Swap every "Total Exchange Volume" in these lines for "Overall Exchange Volume" and give the lines again with nothing else changed.

Records from a collection:
►

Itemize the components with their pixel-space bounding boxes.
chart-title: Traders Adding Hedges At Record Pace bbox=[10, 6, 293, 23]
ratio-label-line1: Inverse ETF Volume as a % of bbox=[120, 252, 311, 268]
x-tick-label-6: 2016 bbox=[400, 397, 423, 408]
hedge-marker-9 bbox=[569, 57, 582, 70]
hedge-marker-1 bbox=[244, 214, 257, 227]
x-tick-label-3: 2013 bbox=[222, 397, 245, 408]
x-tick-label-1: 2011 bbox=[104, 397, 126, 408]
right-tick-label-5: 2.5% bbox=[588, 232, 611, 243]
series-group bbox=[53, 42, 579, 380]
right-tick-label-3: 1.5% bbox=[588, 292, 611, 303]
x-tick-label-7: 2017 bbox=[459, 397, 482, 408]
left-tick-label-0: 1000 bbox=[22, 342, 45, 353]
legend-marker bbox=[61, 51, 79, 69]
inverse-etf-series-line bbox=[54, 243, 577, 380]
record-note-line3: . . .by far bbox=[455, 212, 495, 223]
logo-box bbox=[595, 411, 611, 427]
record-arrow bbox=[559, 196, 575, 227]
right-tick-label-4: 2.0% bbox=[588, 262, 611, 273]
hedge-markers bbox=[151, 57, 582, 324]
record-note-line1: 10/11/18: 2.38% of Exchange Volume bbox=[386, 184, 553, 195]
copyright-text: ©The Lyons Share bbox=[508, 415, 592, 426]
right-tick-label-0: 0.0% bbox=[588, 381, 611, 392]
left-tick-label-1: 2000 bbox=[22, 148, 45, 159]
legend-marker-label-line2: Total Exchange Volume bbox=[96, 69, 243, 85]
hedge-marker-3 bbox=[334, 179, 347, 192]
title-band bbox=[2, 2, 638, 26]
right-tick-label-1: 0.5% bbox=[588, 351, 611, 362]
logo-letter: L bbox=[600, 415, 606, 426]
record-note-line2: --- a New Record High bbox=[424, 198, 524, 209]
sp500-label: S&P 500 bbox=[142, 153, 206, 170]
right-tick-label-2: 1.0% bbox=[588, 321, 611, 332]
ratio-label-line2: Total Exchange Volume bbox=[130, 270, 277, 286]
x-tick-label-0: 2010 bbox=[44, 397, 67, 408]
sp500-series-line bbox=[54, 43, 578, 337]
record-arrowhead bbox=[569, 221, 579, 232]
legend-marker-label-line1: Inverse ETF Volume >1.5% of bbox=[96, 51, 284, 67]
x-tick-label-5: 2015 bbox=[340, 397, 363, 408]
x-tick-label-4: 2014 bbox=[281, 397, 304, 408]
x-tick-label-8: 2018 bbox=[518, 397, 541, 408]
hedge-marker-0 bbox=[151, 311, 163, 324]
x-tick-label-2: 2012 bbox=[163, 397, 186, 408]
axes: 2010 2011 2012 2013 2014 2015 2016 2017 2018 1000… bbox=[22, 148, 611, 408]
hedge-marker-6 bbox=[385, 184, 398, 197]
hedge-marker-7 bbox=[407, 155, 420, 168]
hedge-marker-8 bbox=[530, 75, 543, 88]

◄

▶ [WRITTEN REPLY]:
Itemize the components with their pixel-space bounding boxes.
chart-title: Traders Adding Hedges At Record Pace bbox=[10, 6, 293, 23]
ratio-label-line1: Inverse ETF Volume as a % of bbox=[120, 252, 311, 268]
x-tick-label-6: 2016 bbox=[400, 397, 423, 408]
hedge-marker-9 bbox=[569, 57, 582, 70]
hedge-marker-1 bbox=[244, 214, 257, 227]
x-tick-label-3: 2013 bbox=[222, 397, 245, 408]
x-tick-label-1: 2011 bbox=[104, 397, 126, 408]
right-tick-label-5: 2.5% bbox=[588, 232, 611, 243]
series-group bbox=[53, 42, 579, 380]
right-tick-label-3: 1.5% bbox=[588, 292, 611, 303]
x-tick-label-7: 2017 bbox=[459, 397, 482, 408]
left-tick-label-0: 1000 bbox=[22, 342, 45, 353]
legend-marker bbox=[61, 51, 79, 69]
inverse-etf-series-line bbox=[54, 243, 577, 380]
record-note-line3: . . .by far bbox=[455, 212, 495, 223]
logo-box bbox=[595, 411, 611, 427]
record-arrow bbox=[559, 196, 575, 227]
right-tick-label-4: 2.0% bbox=[588, 262, 611, 273]
hedge-markers bbox=[151, 57, 582, 324]
record-note-line1: 10/11/18: 2.38% of Exchange Volume bbox=[386, 184, 553, 195]
copyright-text: ©The Lyons Share bbox=[508, 415, 592, 426]
right-tick-label-0: 0.0% bbox=[588, 381, 611, 392]
left-tick-label-1: 2000 bbox=[22, 148, 45, 159]
legend-marker-label-line2: Overall Exchange Volume bbox=[96, 69, 243, 85]
hedge-marker-3 bbox=[334, 179, 347, 192]
title-band bbox=[2, 2, 638, 26]
right-tick-label-1: 0.5% bbox=[588, 351, 611, 362]
logo-letter: L bbox=[600, 415, 606, 426]
record-note-line2: --- a New Record High bbox=[424, 198, 524, 209]
sp500-label: S&P 500 bbox=[142, 153, 206, 170]
right-tick-label-2: 1.0% bbox=[588, 321, 611, 332]
ratio-label-line2: Overall Exchange Volume bbox=[130, 270, 277, 286]
x-tick-label-0: 2010 bbox=[44, 397, 67, 408]
sp500-series-line bbox=[54, 43, 578, 337]
record-arrowhead bbox=[569, 221, 579, 232]
legend-marker-label-line1: Inverse ETF Volume >1.5% of bbox=[96, 51, 284, 67]
x-tick-label-5: 2015 bbox=[340, 397, 363, 408]
x-tick-label-4: 2014 bbox=[281, 397, 304, 408]
x-tick-label-8: 2018 bbox=[518, 397, 541, 408]
hedge-marker-0 bbox=[151, 311, 163, 324]
x-tick-label-2: 2012 bbox=[163, 397, 186, 408]
axes: 2010 2011 2012 2013 2014 2015 2016 2017 2018 1000… bbox=[22, 148, 611, 408]
hedge-marker-6 bbox=[385, 184, 398, 197]
hedge-marker-7 bbox=[407, 155, 420, 168]
hedge-marker-8 bbox=[530, 75, 543, 88]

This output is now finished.